WHAT THE TASK ASKS: Reproduce all entries word for word.

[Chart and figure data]
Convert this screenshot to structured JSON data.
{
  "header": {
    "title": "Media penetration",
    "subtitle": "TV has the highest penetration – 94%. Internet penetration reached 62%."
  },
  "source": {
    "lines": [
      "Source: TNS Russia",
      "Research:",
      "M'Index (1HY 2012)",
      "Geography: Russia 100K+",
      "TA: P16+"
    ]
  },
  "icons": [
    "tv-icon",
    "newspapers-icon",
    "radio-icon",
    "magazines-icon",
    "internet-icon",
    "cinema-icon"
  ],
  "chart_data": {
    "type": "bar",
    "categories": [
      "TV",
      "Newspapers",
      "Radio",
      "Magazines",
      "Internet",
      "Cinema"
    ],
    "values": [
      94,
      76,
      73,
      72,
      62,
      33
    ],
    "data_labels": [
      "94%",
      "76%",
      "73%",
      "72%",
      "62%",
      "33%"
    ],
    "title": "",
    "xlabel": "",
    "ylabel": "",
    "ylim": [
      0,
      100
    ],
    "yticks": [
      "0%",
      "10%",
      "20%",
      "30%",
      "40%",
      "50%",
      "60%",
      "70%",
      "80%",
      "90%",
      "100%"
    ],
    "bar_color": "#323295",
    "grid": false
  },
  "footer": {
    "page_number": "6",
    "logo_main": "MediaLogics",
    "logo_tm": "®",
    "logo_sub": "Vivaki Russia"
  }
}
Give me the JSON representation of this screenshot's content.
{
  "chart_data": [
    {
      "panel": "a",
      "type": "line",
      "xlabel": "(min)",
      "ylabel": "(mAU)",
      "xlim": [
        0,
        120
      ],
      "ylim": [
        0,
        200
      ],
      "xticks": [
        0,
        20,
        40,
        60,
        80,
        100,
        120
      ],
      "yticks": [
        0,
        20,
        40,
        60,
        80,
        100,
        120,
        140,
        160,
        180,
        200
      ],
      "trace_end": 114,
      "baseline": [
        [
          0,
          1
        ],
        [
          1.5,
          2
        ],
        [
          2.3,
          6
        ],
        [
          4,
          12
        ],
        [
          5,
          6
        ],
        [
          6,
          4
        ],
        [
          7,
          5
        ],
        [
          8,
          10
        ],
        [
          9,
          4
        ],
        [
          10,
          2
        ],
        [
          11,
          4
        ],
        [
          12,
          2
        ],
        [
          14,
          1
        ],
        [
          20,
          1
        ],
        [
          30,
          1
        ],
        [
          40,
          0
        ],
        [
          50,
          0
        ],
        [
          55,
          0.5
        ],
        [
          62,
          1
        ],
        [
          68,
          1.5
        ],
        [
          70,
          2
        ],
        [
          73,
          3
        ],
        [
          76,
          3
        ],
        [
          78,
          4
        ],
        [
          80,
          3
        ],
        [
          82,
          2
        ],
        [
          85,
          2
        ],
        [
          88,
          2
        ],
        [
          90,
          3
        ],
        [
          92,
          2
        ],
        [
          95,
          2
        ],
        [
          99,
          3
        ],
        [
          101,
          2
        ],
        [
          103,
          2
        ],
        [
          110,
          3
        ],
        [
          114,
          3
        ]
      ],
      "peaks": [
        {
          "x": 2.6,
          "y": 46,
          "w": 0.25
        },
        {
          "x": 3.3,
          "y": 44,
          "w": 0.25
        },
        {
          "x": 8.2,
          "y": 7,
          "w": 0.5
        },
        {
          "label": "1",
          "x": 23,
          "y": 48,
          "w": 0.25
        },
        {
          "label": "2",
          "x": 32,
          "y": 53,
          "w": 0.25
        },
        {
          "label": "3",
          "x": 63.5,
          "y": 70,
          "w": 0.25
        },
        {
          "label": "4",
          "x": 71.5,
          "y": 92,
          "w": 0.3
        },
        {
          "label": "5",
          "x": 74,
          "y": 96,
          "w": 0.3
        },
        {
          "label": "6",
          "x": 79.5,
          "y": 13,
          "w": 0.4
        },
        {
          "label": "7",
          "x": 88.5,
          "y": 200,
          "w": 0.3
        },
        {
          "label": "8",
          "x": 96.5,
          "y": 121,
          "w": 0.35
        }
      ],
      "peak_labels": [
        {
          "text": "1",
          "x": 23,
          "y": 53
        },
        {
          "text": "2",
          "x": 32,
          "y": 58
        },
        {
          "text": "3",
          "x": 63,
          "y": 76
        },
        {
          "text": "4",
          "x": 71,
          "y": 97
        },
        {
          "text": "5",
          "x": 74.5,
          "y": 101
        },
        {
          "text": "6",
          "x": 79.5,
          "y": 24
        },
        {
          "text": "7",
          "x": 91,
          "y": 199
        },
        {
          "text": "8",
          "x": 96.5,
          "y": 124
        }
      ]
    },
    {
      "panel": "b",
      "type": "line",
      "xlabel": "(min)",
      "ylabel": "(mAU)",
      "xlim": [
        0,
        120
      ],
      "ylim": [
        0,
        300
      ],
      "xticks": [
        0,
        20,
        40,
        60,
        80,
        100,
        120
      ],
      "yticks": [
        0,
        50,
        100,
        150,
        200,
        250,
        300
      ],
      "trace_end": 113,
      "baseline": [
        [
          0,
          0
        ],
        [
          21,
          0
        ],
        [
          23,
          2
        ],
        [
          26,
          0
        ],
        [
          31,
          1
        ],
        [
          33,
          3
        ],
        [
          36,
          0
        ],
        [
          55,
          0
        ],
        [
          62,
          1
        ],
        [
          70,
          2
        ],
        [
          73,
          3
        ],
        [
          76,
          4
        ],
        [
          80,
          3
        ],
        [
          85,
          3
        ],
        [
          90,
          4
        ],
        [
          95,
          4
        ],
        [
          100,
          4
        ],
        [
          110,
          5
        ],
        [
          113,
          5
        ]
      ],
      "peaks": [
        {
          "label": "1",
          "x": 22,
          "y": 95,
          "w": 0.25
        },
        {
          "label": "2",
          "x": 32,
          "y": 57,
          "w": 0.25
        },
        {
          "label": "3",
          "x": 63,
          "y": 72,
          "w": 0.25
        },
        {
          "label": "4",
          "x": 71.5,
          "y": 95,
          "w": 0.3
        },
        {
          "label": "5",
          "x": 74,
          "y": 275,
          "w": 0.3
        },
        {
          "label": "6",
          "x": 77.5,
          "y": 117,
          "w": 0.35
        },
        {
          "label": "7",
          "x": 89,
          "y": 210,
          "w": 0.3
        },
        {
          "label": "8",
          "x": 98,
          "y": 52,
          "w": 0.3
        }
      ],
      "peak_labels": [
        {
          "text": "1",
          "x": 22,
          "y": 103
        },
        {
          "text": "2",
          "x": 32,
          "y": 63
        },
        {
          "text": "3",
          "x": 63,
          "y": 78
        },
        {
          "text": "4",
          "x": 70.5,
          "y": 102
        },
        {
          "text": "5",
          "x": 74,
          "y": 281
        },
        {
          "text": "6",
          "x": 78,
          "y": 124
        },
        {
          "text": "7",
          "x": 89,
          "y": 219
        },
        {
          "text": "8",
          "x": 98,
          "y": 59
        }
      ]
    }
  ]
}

SOLUTION TO THE EXERCISE:
Convert this screenshot to structured JSON data.
{
  "header": {
    "title": "Media penetration",
    "subtitle": "TV has the highest penetration – 94%. Internet penetration reached 62%."
  },
  "source": {
    "lines": [
      "Source: TNS Russia",
      "Research:",
      "M'Index (1HY 2012)",
      "Geography: Russia 100K+",
      "TA: P16+"
    ]
  },
  "icons": [
    "tv-icon",
    "newspapers-icon",
    "radio-icon",
    "magazines-icon",
    "internet-icon",
    "cinema-icon"
  ],
  "chart_data": {
    "type": "bar",
    "categories": [
      "TV",
      "Newspapers",
      "Radio",
      "Magazines",
      "Internet",
      "Cinema"
    ],
    "values": [
      94,
      76,
      73,
      72,
      62,
      33
    ],
    "data_labels": [
      "94%",
      "76%",
      "73%",
      "72%",
      "62%",
      "33%"
    ],
    "title": "",
    "xlabel": "",
    "ylabel": "",
    "ylim": [
      0,
      100
    ],
    "yticks": [
      "0%",
      "10%",
      "20%",
      "30%",
      "40%",
      "50%",
      "60%",
      "70%",
      "80%",
      "90%",
      "100%"
    ],
    "bar_color": "#323295",
    "grid": false
  },
  "footer": {
    "page_number": "6",
    "logo_main": "MediaLogics",
    "logo_tm": "®",
    "logo_sub": "Vivaki Russia"
  }
}
Give me the JSON representation of this screenshot's content.
{
  "chart_data": [
    {
      "panel": "a",
      "type": "line",
      "xlabel": "(min)",
      "ylabel": "(mAU)",
      "xlim": [
        0,
        120
      ],
      "ylim": [
        0,
        200
      ],
      "xticks": [
        0,
        20,
        40,
        60,
        80,
        100,
        120
      ],
      "yticks": [
        0,
        20,
        40,
        60,
        80,
        100,
        120,
        140,
        160,
        180,
        200
      ],
      "trace_end": 114,
      "baseline": [
        [
          0,
          1
        ],
        [
          1.5,
          2
        ],
        [
          2.3,
          6
        ],
        [
          4,
          12
        ],
        [
          5,
          6
        ],
        [
          6,
          4
        ],
        [
          7,
          5
        ],
        [
          8,
          10
        ],
        [
          9,
          4
        ],
        [
          10,
          2
        ],
        [
          11,
          4
        ],
        [
          12,
          2
        ],
        [
          14,
          1
        ],
        [
          20,
          1
        ],
        [
          30,
          1
        ],
        [
          40,
          0
        ],
        [
          50,
          0
        ],
        [
          55,
          0.5
        ],
        [
          62,
          1
        ],
        [
          68,
          1.5
        ],
        [
          70,
          2
        ],
        [
          73,
          3
        ],
        [
          76,
          3
        ],
        [
          78,
          4
        ],
        [
          80,
          3
        ],
        [
          82,
          2
        ],
        [
          85,
          2
        ],
        [
          88,
          2
        ],
        [
          90,
          3
        ],
        [
          92,
          2
        ],
        [
          95,
          2
        ],
        [
          99,
          3
        ],
        [
          101,
          2
        ],
        [
          103,
          2
        ],
        [
          110,
          3
        ],
        [
          114,
          3
        ]
      ],
      "peaks": [
        {
          "x": 2.6,
          "y": 46,
          "w": 0.25
        },
        {
          "x": 3.3,
          "y": 44,
          "w": 0.25
        },
        {
          "x": 8.2,
          "y": 7,
          "w": 0.5
        },
        {
          "label": "1",
          "x": 23,
          "y": 48,
          "w": 0.25
        },
        {
          "label": "2",
          "x": 32,
          "y": 53,
          "w": 0.25
        },
        {
          "label": "3",
          "x": 63.5,
          "y": 70,
          "w": 0.25
        },
        {
          "label": "4",
          "x": 71.5,
          "y": 92,
          "w": 0.3
        },
        {
          "label": "5",
          "x": 74,
          "y": 96,
          "w": 0.3
        },
        {
          "label": "6",
          "x": 79.5,
          "y": 13,
          "w": 0.4
        },
        {
          "label": "7",
          "x": 88.5,
          "y": 200,
          "w": 0.3
        },
        {
          "label": "8",
          "x": 96.5,
          "y": 121,
          "w": 0.35
        }
      ],
      "peak_labels": [
        {
          "text": "1",
          "x": 23,
          "y": 53
        },
        {
          "text": "2",
          "x": 32,
          "y": 58
        },
        {
          "text": "3",
          "x": 63,
          "y": 76
        },
        {
          "text": "4",
          "x": 71,
          "y": 97
        },
        {
          "text": "5",
          "x": 74.5,
          "y": 101
        },
        {
          "text": "6",
          "x": 79.5,
          "y": 24
        },
        {
          "text": "7",
          "x": 91,
          "y": 199
        },
        {
          "text": "8",
          "x": 96.5,
          "y": 124
        }
      ]
    },
    {
      "panel": "b",
      "type": "line",
      "xlabel": "(min)",
      "ylabel": "(mAU)",
      "xlim": [
        0,
        120
      ],
      "ylim": [
        0,
        300
      ],
      "xticks": [
        0,
        20,
        40,
        60,
        80,
        100,
        120
      ],
      "yticks": [
        0,
        50,
        100,
        150,
        200,
        250,
        300
      ],
      "trace_end": 113,
      "baseline": [
        [
          0,
          0
        ],
        [
          21,
          0
        ],
        [
          23,
          2
        ],
        [
          26,
          0
        ],
        [
          31,
          1
        ],
        [
          33,
          3
        ],
        [
          36,
          0
        ],
        [
          55,
          0
        ],
        [
          62,
          1
        ],
        [
          70,
          2
        ],
        [
          73,
          3
        ],
        [
          76,
          4
        ],
        [
          80,
          3
        ],
        [
          85,
          3
        ],
        [
          90,
          4
        ],
        [
          95,
          4
        ],
        [
          100,
          4
        ],
        [
          110,
          5
        ],
        [
          113,
          5
        ]
      ],
      "peaks": [
        {
          "label": "1",
          "x": 22,
          "y": 95,
          "w": 0.25
        },
        {
          "label": "2",
          "x": 32,
          "y": 57,
          "w": 0.25
        },
        {
          "label": "3",
          "x": 63,
          "y": 72,
          "w": 0.25
        },
        {
          "label": "4",
          "x": 71.5,
          "y": 95,
          "w": 0.3
        },
        {
          "label": "5",
          "x": 74,
          "y": 275,
          "w": 0.3
        },
        {
          "label": "6",
          "x": 77.5,
          "y": 117,
          "w": 0.35
        },
        {
          "label": "7",
          "x": 89,
          "y": 210,
          "w": 0.3
        },
        {
          "label": "8",
          "x": 98,
          "y": 52,
          "w": 0.3
        }
      ],
      "peak_labels": [
        {
          "text": "1",
          "x": 22,
          "y": 103
        },
        {
          "text": "2",
          "x": 32,
          "y": 63
        },
        {
          "text": "3",
          "x": 63,
          "y": 78
        },
        {
          "text": "4",
          "x": 70.5,
          "y": 102
        },
        {
          "text": "5",
          "x": 74,
          "y": 281
        },
        {
          "text": "6",
          "x": 78,
          "y": 124
        },
        {
          "text": "7",
          "x": 89,
          "y": 219
        },
        {
          "text": "8",
          "x": 98,
          "y": 59
        }
      ]
    }
  ]
}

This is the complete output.